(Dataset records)

>>>

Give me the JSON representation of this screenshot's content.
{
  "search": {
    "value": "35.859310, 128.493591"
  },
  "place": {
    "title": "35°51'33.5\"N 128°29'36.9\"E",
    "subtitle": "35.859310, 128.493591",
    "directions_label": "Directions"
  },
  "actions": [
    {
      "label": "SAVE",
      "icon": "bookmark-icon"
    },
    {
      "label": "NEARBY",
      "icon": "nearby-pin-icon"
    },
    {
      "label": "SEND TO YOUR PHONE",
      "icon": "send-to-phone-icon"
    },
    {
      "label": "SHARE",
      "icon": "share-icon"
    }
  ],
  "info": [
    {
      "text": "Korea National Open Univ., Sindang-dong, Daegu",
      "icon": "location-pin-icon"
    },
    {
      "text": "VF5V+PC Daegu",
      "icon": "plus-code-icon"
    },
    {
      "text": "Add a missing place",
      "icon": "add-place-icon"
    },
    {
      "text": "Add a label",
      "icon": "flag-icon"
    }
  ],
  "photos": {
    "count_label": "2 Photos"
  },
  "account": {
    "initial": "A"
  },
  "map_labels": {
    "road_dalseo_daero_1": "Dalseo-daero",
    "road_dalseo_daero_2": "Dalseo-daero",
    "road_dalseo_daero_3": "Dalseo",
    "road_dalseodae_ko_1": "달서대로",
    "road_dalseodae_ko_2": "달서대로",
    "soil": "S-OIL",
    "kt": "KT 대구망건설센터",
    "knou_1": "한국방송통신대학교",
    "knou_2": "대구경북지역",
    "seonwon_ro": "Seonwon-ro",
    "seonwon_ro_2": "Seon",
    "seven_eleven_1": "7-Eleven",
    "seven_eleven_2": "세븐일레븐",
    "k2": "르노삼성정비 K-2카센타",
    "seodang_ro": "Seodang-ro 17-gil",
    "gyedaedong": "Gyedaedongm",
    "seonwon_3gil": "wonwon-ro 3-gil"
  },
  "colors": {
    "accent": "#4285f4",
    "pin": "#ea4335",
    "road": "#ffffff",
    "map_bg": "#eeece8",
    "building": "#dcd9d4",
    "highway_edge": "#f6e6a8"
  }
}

<<<

• **Given request**:
Every entry needs to be retyped exactly.

• **In response**:
Give me the JSON representation of this screenshot's content.
{
  "search": {
    "value": "35.859310, 128.493591"
  },
  "place": {
    "title": "35°51'33.5\"N 128°29'36.9\"E",
    "subtitle": "35.859310, 128.493591",
    "directions_label": "Directions"
  },
  "actions": [
    {
      "label": "SAVE",
      "icon": "bookmark-icon"
    },
    {
      "label": "NEARBY",
      "icon": "nearby-pin-icon"
    },
    {
      "label": "SEND TO YOUR PHONE",
      "icon": "send-to-phone-icon"
    },
    {
      "label": "SHARE",
      "icon": "share-icon"
    }
  ],
  "info": [
    {
      "text": "Korea National Open Univ., Sindang-dong, Daegu",
      "icon": "location-pin-icon"
    },
    {
      "text": "VF5V+PC Daegu",
      "icon": "plus-code-icon"
    },
    {
      "text": "Add a missing place",
      "icon": "add-place-icon"
    },
    {
      "text": "Add a label",
      "icon": "flag-icon"
    }
  ],
  "photos": {
    "count_label": "2 Photos"
  },
  "account": {
    "initial": "A"
  },
  "map_labels": {
    "road_dalseo_daero_1": "Dalseo-daero",
    "road_dalseo_daero_2": "Dalseo-daero",
    "road_dalseo_daero_3": "Dalseo",
    "road_dalseodae_ko_1": "달서대로",
    "road_dalseodae_ko_2": "달서대로",
    "soil": "S-OIL",
    "kt": "KT 대구망건설센터",
    "knou_1": "한국방송통신대학교",
    "knou_2": "대구경북지역",
    "seonwon_ro": "Seonwon-ro",
    "seonwon_ro_2": "Seon",
    "seven_eleven_1": "7-Eleven",
    "seven_eleven_2": "세븐일레븐",
    "k2": "르노삼성정비 K-2카센타",
    "seodang_ro": "Seodang-ro 17-gil",
    "gyedaedong": "Gyedaedongm",
    "seonwon_3gil": "wonwon-ro 3-gil"
  },
  "colors": {
    "accent": "#4285f4",
    "pin": "#ea4335",
    "road": "#ffffff",
    "map_bg": "#eeece8",
    "building": "#dcd9d4",
    "highway_edge": "#f6e6a8"
  }
}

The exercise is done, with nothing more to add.